In the listing below, count each line containing "here" and answer with the count only.

------

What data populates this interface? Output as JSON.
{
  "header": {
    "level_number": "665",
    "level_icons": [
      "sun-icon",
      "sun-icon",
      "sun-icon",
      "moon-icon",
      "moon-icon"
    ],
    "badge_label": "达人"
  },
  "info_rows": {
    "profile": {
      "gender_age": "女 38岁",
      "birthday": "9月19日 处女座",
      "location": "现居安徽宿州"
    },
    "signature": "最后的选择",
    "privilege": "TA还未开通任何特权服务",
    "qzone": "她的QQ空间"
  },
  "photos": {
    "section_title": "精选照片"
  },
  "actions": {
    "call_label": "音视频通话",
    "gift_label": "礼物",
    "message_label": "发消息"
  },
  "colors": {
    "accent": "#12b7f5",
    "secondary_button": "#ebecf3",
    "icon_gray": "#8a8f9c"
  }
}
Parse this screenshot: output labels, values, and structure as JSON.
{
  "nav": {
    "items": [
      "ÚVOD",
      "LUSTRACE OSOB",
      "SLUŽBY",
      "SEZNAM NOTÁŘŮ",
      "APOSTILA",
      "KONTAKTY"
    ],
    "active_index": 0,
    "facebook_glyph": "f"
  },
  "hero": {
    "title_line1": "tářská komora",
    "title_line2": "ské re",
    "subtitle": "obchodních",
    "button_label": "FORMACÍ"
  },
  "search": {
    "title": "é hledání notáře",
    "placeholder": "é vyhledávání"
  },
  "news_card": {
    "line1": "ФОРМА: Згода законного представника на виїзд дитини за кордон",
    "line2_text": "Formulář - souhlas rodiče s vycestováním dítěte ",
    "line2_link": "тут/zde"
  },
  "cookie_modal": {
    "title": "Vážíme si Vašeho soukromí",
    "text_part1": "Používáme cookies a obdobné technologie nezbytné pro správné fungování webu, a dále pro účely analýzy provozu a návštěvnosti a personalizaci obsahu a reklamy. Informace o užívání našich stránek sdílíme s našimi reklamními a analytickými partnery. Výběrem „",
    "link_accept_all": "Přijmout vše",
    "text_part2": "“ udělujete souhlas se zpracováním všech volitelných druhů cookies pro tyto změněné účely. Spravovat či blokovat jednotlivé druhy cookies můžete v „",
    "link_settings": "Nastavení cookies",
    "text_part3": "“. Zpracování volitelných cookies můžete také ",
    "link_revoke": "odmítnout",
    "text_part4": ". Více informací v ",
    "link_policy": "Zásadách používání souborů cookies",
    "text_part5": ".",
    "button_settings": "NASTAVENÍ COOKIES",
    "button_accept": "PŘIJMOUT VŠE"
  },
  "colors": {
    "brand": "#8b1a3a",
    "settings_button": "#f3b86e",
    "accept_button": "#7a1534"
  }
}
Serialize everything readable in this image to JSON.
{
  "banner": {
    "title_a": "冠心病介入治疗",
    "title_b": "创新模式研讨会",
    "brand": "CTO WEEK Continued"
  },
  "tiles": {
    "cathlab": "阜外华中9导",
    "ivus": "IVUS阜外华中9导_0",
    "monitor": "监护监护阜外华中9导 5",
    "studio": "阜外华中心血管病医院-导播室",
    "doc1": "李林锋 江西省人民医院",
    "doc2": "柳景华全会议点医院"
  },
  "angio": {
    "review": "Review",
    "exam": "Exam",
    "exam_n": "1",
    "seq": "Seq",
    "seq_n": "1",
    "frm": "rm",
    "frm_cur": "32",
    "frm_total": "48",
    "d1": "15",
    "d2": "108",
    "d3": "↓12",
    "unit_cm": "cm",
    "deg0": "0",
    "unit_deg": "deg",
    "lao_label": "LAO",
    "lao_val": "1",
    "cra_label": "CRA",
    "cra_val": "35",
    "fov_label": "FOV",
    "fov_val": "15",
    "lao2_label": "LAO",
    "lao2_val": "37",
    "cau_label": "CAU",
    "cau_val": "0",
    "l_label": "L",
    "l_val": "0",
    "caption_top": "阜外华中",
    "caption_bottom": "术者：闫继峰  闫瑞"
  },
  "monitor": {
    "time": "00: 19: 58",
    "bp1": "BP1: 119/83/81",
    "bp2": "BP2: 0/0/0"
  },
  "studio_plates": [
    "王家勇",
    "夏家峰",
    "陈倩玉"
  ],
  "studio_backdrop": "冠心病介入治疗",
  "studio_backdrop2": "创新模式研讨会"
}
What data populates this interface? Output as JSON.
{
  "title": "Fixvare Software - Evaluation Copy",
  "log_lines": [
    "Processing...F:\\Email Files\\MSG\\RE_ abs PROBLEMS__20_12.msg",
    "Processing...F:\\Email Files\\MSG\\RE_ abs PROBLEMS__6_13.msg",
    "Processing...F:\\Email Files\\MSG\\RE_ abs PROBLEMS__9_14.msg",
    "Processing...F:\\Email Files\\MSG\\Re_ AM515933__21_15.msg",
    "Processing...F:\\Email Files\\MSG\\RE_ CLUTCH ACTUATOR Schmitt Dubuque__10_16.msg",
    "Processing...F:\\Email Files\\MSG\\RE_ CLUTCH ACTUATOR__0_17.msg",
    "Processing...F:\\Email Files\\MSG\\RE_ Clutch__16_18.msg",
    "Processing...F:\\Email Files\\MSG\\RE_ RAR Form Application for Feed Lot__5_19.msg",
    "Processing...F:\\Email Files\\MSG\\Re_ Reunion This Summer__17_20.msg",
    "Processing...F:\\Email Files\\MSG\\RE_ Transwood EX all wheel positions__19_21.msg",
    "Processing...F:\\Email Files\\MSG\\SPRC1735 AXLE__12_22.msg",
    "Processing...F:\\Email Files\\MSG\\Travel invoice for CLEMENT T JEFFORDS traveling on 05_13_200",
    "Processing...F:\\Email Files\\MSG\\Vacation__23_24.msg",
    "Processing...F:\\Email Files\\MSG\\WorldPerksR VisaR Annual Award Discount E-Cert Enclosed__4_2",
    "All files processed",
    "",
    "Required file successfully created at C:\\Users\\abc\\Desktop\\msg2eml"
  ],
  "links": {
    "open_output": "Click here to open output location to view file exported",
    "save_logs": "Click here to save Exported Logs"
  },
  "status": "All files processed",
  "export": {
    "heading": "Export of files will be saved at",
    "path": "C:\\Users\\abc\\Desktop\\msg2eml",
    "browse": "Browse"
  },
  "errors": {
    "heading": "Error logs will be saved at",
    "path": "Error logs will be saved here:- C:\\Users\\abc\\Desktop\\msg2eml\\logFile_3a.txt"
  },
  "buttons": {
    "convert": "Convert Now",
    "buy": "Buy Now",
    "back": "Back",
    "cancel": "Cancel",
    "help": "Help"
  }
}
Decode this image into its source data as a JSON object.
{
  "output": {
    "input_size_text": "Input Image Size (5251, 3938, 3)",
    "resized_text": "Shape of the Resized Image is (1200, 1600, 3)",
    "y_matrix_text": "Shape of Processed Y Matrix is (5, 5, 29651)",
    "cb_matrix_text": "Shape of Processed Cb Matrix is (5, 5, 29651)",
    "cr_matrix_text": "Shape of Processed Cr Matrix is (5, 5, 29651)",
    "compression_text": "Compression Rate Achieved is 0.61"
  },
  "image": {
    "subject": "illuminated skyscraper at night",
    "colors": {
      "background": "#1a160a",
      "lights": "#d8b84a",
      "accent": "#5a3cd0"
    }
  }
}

------

> Response for this exercise: 3